SHORT TASK: Determine which lines contain the word "name", then copy those lines.

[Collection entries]
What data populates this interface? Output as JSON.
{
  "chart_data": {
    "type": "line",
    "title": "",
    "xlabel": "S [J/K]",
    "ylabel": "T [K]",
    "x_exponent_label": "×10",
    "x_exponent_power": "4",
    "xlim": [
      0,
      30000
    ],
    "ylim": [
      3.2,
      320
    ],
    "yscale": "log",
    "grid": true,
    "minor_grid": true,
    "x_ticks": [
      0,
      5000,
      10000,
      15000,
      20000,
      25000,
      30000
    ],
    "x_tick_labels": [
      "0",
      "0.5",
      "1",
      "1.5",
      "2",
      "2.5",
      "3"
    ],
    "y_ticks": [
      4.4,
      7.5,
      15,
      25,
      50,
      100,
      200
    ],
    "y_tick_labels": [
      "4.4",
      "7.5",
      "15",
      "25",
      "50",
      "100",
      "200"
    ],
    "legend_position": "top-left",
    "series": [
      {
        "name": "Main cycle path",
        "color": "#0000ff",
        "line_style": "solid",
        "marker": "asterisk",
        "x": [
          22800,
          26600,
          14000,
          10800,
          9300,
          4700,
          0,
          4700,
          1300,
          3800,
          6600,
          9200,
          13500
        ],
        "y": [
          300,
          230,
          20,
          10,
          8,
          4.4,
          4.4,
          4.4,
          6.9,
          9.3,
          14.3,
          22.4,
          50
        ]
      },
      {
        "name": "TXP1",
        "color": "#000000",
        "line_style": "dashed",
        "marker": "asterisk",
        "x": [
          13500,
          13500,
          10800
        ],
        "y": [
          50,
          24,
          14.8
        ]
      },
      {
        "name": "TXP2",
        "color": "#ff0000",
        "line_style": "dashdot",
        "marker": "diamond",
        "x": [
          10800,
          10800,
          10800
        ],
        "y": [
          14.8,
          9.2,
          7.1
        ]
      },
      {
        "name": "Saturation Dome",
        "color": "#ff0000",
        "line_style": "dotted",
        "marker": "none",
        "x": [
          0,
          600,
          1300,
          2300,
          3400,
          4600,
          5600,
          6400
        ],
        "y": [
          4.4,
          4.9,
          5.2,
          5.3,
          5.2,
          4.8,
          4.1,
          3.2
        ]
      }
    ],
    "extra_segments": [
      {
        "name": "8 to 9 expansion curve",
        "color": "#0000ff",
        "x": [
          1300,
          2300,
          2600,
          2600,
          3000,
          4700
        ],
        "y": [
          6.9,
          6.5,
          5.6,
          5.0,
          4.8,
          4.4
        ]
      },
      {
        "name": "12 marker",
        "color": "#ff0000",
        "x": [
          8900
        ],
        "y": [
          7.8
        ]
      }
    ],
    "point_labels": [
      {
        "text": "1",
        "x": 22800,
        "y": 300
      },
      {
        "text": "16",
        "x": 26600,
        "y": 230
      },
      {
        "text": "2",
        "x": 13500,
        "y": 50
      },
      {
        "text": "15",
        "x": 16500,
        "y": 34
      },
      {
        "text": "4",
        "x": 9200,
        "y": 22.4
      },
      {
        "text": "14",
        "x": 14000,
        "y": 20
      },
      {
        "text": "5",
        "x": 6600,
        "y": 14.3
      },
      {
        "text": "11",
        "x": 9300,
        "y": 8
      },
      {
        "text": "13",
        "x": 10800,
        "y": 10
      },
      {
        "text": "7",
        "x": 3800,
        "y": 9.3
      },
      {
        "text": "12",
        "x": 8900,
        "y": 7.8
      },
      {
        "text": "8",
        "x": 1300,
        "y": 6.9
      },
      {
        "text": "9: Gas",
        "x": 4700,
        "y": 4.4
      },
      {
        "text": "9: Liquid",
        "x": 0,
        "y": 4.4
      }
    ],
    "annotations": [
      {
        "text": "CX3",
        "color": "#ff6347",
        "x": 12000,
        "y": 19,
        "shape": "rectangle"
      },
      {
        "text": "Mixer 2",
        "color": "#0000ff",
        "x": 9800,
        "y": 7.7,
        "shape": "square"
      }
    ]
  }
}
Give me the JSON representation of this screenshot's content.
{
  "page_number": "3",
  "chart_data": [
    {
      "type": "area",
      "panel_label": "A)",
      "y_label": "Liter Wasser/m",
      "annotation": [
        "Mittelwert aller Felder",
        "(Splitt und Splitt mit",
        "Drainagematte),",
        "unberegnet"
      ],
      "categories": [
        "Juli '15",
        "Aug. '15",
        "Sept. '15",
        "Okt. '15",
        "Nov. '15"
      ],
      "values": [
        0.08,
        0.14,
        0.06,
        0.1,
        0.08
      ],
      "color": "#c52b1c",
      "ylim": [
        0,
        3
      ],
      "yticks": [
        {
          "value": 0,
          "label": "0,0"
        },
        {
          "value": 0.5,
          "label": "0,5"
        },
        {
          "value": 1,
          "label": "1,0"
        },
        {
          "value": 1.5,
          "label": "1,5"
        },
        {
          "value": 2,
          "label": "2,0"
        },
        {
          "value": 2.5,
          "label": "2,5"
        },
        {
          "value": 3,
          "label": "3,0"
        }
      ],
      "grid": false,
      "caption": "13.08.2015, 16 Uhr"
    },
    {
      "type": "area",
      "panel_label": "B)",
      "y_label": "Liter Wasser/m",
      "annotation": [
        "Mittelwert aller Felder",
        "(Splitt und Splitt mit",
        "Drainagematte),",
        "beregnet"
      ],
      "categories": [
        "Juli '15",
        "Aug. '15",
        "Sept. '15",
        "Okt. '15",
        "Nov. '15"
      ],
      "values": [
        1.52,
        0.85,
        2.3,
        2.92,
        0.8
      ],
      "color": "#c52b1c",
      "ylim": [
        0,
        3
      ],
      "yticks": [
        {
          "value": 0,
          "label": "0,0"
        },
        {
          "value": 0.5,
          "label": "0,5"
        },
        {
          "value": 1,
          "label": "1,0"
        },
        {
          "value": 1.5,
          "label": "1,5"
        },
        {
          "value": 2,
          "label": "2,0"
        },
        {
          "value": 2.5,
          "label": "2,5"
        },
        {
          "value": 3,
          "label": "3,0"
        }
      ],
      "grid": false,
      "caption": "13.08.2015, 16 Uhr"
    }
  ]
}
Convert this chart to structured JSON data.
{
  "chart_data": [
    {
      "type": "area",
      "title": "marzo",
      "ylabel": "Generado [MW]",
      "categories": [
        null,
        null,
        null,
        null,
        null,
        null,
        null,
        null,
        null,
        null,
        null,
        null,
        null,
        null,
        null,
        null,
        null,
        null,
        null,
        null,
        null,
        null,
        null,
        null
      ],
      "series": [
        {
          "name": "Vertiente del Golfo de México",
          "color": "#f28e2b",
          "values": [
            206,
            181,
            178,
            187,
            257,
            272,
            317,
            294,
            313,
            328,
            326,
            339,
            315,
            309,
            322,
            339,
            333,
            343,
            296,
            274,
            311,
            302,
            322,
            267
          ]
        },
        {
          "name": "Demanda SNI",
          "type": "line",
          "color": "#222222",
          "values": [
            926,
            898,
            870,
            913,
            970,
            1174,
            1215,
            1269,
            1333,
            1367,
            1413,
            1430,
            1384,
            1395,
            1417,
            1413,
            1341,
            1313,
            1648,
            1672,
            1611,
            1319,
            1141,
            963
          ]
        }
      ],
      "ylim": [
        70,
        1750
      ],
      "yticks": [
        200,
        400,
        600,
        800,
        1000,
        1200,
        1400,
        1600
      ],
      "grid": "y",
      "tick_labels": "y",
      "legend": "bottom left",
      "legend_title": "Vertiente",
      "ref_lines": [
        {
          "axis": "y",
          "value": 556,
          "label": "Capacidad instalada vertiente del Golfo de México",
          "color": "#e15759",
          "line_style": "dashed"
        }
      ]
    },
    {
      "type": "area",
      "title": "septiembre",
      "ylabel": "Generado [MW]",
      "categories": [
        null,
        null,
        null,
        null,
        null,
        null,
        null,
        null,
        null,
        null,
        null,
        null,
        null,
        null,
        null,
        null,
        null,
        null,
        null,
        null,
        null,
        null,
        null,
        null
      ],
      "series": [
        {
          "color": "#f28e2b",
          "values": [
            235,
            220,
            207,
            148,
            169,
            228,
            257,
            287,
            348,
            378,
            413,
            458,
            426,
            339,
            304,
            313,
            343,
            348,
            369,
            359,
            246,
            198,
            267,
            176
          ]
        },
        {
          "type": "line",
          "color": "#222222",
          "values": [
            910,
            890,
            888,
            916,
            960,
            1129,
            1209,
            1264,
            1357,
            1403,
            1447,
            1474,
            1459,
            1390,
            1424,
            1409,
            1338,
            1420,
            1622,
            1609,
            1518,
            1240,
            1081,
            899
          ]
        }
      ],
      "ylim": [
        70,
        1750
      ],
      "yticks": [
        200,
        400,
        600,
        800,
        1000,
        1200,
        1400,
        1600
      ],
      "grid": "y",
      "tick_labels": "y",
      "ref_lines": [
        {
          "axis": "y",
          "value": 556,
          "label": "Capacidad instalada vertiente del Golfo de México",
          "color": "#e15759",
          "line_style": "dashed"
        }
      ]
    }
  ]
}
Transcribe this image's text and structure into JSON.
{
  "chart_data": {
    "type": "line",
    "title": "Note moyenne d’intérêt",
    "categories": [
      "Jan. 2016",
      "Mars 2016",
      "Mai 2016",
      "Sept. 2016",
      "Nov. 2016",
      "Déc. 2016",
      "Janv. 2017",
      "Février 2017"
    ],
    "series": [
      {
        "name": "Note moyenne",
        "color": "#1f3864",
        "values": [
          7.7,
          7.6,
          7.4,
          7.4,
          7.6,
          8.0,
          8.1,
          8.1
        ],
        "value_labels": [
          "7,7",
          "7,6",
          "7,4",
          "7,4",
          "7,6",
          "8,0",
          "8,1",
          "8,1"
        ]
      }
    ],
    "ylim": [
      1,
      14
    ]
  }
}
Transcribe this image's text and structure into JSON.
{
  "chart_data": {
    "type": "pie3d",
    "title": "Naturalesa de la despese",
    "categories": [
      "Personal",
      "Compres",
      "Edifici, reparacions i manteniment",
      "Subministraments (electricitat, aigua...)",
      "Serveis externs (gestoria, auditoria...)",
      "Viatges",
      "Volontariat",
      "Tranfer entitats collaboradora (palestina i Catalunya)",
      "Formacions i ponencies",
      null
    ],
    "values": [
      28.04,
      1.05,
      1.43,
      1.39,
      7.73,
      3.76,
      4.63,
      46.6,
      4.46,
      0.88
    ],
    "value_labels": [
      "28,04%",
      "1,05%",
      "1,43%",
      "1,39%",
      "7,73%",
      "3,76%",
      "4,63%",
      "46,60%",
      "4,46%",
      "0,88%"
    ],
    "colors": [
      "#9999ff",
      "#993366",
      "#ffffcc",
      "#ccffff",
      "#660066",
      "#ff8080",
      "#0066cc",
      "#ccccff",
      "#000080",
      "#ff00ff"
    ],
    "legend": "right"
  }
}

TASK ANSWER:
        "name": "Main cycle path",
        "name": "TXP1",
        "name": "TXP2",
        "name": "Saturation Dome",
        "name": "8 to 9 expansion curve",
        "name": "12 marker",
          "name": "Vertiente del Golfo de México",
          "name": "Demanda SNI",
        "name": "Note moyenne",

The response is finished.